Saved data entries

• • •

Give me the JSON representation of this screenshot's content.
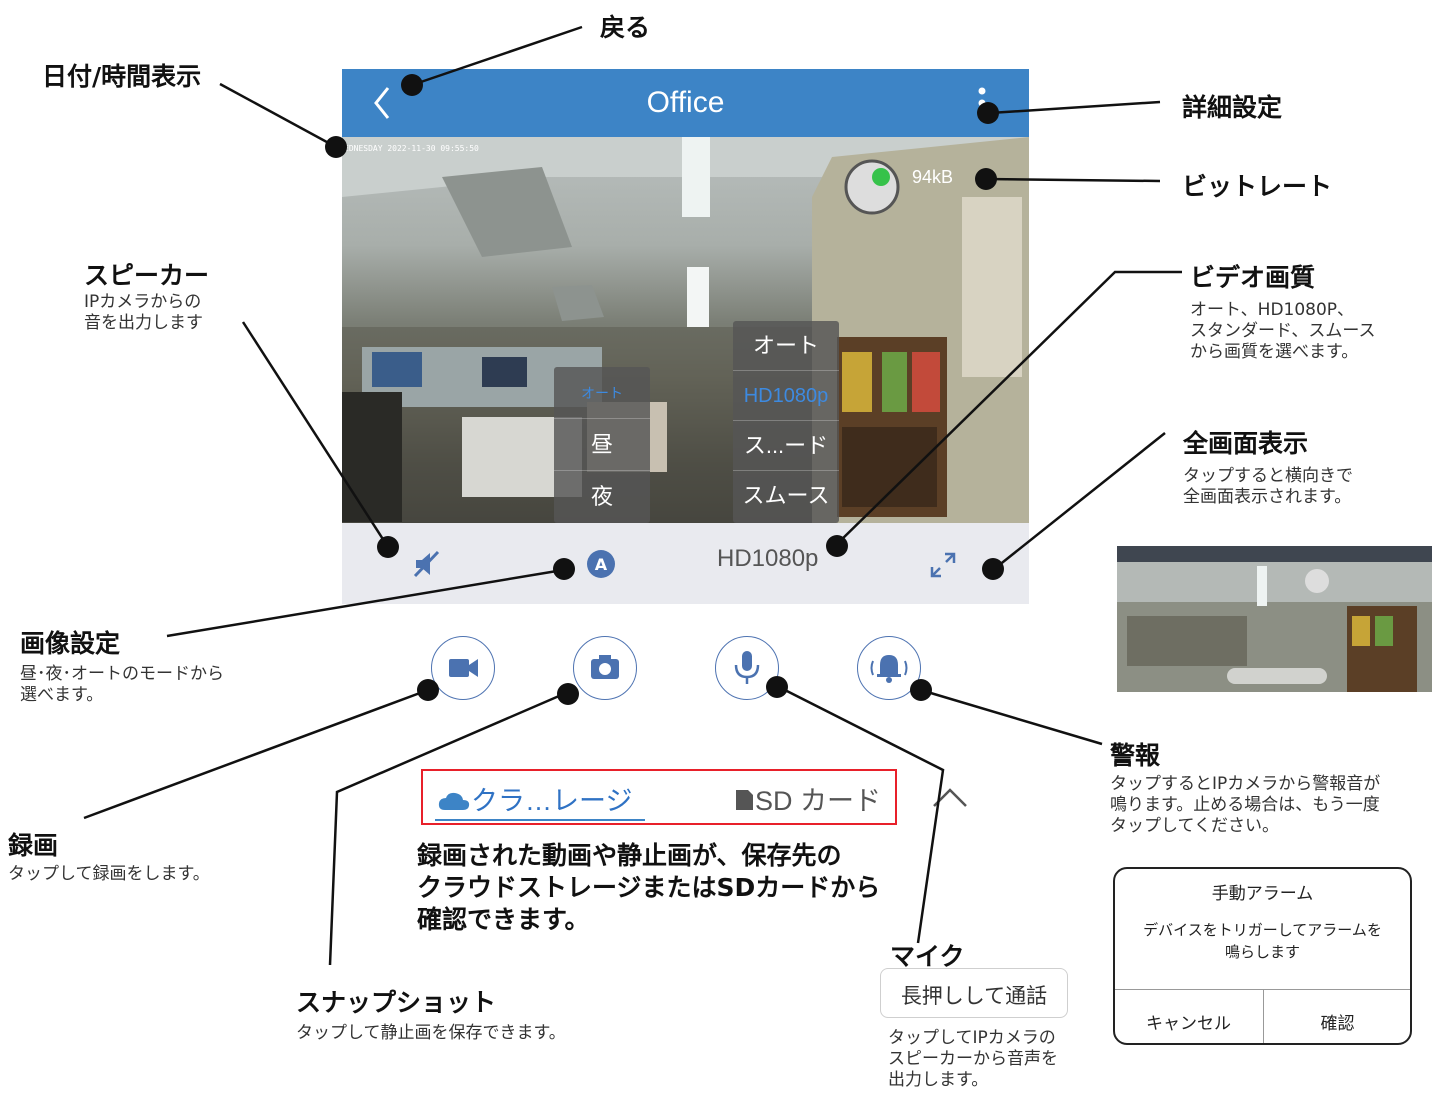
{
  "app": {
    "title": "Office",
    "video_timestamp": "EDNESDAY 2022-11-30 09:55:50",
    "bitrate": "94kB",
    "current_quality": "HD1080p",
    "accent_color": "#3d84c6"
  },
  "image_mode_menu": {
    "items": [
      {
        "label": "オート",
        "selected": true
      },
      {
        "label": "昼",
        "selected": false
      },
      {
        "label": "夜",
        "selected": false
      }
    ]
  },
  "quality_menu": {
    "items": [
      {
        "label": "オート",
        "selected": false
      },
      {
        "label": "HD1080p",
        "selected": true
      },
      {
        "label": "ス...ード",
        "selected": false
      },
      {
        "label": "スムース",
        "selected": false
      }
    ]
  },
  "controls": {
    "speaker_icon": "speaker-muted-icon",
    "image_mode_icon": "auto-mode-icon",
    "fullscreen_icon": "fullscreen-icon"
  },
  "actions": {
    "record_icon": "video-camera-icon",
    "snapshot_icon": "camera-icon",
    "mic_icon": "microphone-icon",
    "alarm_icon": "alarm-bell-icon"
  },
  "storage_tabs": {
    "cloud": "クラ…レージ",
    "sd": "SD カード"
  },
  "annotations": {
    "back": {
      "title": "戻る"
    },
    "datetime": {
      "title": "日付/時間表示"
    },
    "settings": {
      "title": "詳細設定"
    },
    "bitrate": {
      "title": "ビットレート"
    },
    "speaker": {
      "title": "スピーカー",
      "line1": "IPカメラからの",
      "line2": "音を出力します"
    },
    "video_quality": {
      "title": "ビデオ画質",
      "line1": "オート、HD1080P、",
      "line2": "スタンダード、スムース",
      "line3": "から画質を選べます。"
    },
    "fullscreen": {
      "title": "全画面表示",
      "line1": "タップすると横向きで",
      "line2": "全画面表示されます。"
    },
    "image_settings": {
      "title": "画像設定",
      "line1": "昼･夜･オートのモードから",
      "line2": "選べます。"
    },
    "alarm": {
      "title": "警報",
      "line1": "タップするとIPカメラから警報音が",
      "line2": "鳴ります。止める場合は、もう一度",
      "line3": "タップしてください。"
    },
    "record": {
      "title": "録画",
      "line1": "タップして録画をします。"
    },
    "storage": {
      "line1": "録画された動画や静止画が、保存先の",
      "line2": "クラウドストレージまたはSDカードから",
      "line3": "確認できます。"
    },
    "mic": {
      "title": "マイク",
      "line1": "タップしてIPカメラの",
      "line2": "スピーカーから音声を",
      "line3": "出力します。"
    },
    "snapshot": {
      "title": "スナップショット",
      "line1": "タップして静止画を保存できます。"
    }
  },
  "alarm_dialog": {
    "title": "手動アラーム",
    "message_line1": "デバイスをトリガーしてアラームを",
    "message_line2": "鳴らします",
    "cancel": "キャンセル",
    "confirm": "確認"
  },
  "mic_tooltip": {
    "text": "長押しして通話"
  }
}
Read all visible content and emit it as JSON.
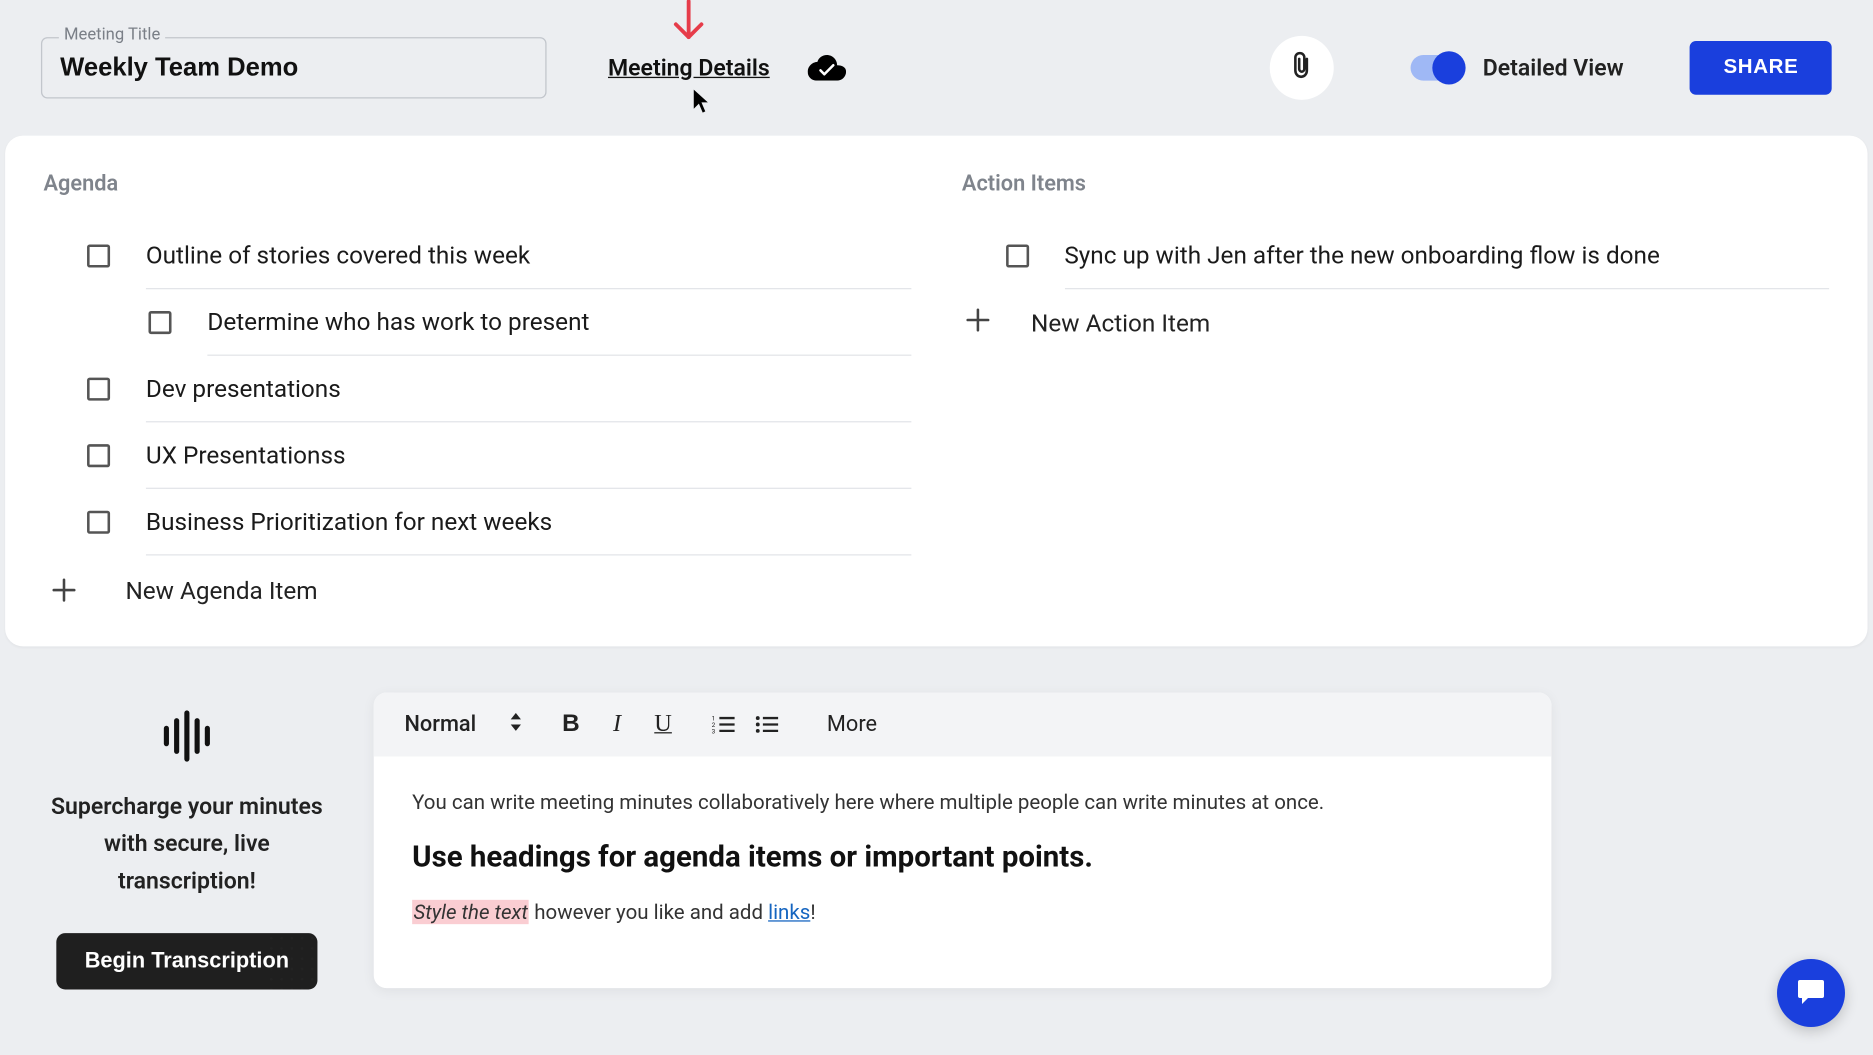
{
  "header": {
    "title_label": "Meeting Title",
    "title_value": "Weekly Team Demo",
    "meeting_details": "Meeting Details",
    "detailed_view_label": "Detailed View",
    "share_label": "SHARE"
  },
  "agenda": {
    "heading": "Agenda",
    "items": [
      {
        "text": "Outline of stories covered this week",
        "sub": false
      },
      {
        "text": "Determine who has work to present",
        "sub": true
      },
      {
        "text": "Dev presentations",
        "sub": false
      },
      {
        "text": "UX Presentationss",
        "sub": false
      },
      {
        "text": "Business Prioritization for next weeks",
        "sub": false
      }
    ],
    "new_item": "New Agenda Item"
  },
  "action_items": {
    "heading": "Action Items",
    "items": [
      {
        "text": "Sync up with Jen after the new onboarding flow is done"
      }
    ],
    "new_item": "New Action Item"
  },
  "transcription": {
    "promo": "Supercharge your minutes with secure, live transcription!",
    "begin": "Begin Transcription"
  },
  "editor": {
    "format": "Normal",
    "more": "More",
    "p1": "You can write meeting minutes collaboratively here where multiple people can write minutes at once.",
    "h2": "Use headings for agenda items or important points.",
    "p2_styled": "Style the text",
    "p2_mid": " however you like and add ",
    "p2_link": "links",
    "p2_end": "!"
  }
}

• • •

- _WHAT THE EXERCISE ASKS_: Omit the pictures and output all of the other material exactly.

- _RESPONSE TO THIS TASK_:
Give me the JSON representation of this screenshot's content.
{
  "app": {
    "title": "Office",
    "video_timestamp": "EDNESDAY 2022-11-30 09:55:50",
    "bitrate": "94kB",
    "current_quality": "HD1080p",
    "accent_color": "#3d84c6"
  },
  "image_mode_menu": {
    "items": [
      {
        "label": "オート",
        "selected": true
      },
      {
        "label": "昼",
        "selected": false
      },
      {
        "label": "夜",
        "selected": false
      }
    ]
  },
  "quality_menu": {
    "items": [
      {
        "label": "オート",
        "selected": false
      },
      {
        "label": "HD1080p",
        "selected": true
      },
      {
        "label": "ス...ード",
        "selected": false
      },
      {
        "label": "スムース",
        "selected": false
      }
    ]
  },
  "controls": {
    "speaker_icon": "speaker-muted-icon",
    "image_mode_icon": "auto-mode-icon",
    "fullscreen_icon": "fullscreen-icon"
  },
  "actions": {
    "record_icon": "video-camera-icon",
    "snapshot_icon": "camera-icon",
    "mic_icon": "microphone-icon",
    "alarm_icon": "alarm-bell-icon"
  },
  "storage_tabs": {
    "cloud": "クラ…レージ",
    "sd": "SD カード"
  },
  "annotations": {
    "back": {
      "title": "戻る"
    },
    "datetime": {
      "title": "日付/時間表示"
    },
    "settings": {
      "title": "詳細設定"
    },
    "bitrate": {
      "title": "ビットレート"
    },
    "speaker": {
      "title": "スピーカー",
      "line1": "IPカメラからの",
      "line2": "音を出力します"
    },
    "video_quality": {
      "title": "ビデオ画質",
      "line1": "オート、HD1080P、",
      "line2": "スタンダード、スムース",
      "line3": "から画質を選べます。"
    },
    "fullscreen": {
      "title": "全画面表示",
      "line1": "タップすると横向きで",
      "line2": "全画面表示されます。"
    },
    "image_settings": {
      "title": "画像設定",
      "line1": "昼･夜･オートのモードから",
      "line2": "選べます。"
    },
    "alarm": {
      "title": "警報",
      "line1": "タップするとIPカメラから警報音が",
      "line2": "鳴ります。止める場合は、もう一度",
      "line3": "タップしてください。"
    },
    "record": {
      "title": "録画",
      "line1": "タップして録画をします。"
    },
    "storage": {
      "line1": "録画された動画や静止画が、保存先の",
      "line2": "クラウドストレージまたはSDカードから",
      "line3": "確認できます。"
    },
    "mic": {
      "title": "マイク",
      "line1": "タップしてIPカメラの",
      "line2": "スピーカーから音声を",
      "line3": "出力します。"
    },
    "snapshot": {
      "title": "スナップショット",
      "line1": "タップして静止画を保存できます。"
    }
  },
  "alarm_dialog": {
    "title": "手動アラーム",
    "message_line1": "デバイスをトリガーしてアラームを",
    "message_line2": "鳴らします",
    "cancel": "キャンセル",
    "confirm": "確認"
  },
  "mic_tooltip": {
    "text": "長押しして通話"
  }
}
Read all visible content and emit it as JSON.
{
  "header": {
    "title_label": "Meeting Title",
    "title_value": "Weekly Team Demo",
    "meeting_details": "Meeting Details",
    "detailed_view_label": "Detailed View",
    "share_label": "SHARE"
  },
  "agenda": {
    "heading": "Agenda",
    "items": [
      {
        "text": "Outline of stories covered this week",
        "sub": false
      },
      {
        "text": "Determine who has work to present",
        "sub": true
      },
      {
        "text": "Dev presentations",
        "sub": false
      },
      {
        "text": "UX Presentationss",
        "sub": false
      },
      {
        "text": "Business Prioritization for next weeks",
        "sub": false
      }
    ],
    "new_item": "New Agenda Item"
  },
  "action_items": {
    "heading": "Action Items",
    "items": [
      {
        "text": "Sync up with Jen after the new onboarding flow is done"
      }
    ],
    "new_item": "New Action Item"
  },
  "transcription": {
    "promo": "Supercharge your minutes with secure, live transcription!",
    "begin": "Begin Transcription"
  },
  "editor": {
    "format": "Normal",
    "more": "More",
    "p1": "You can write meeting minutes collaboratively here where multiple people can write minutes at once.",
    "h2": "Use headings for agenda items or important points.",
    "p2_styled": "Style the text",
    "p2_mid": " however you like and add ",
    "p2_link": "links",
    "p2_end": "!"
  }
}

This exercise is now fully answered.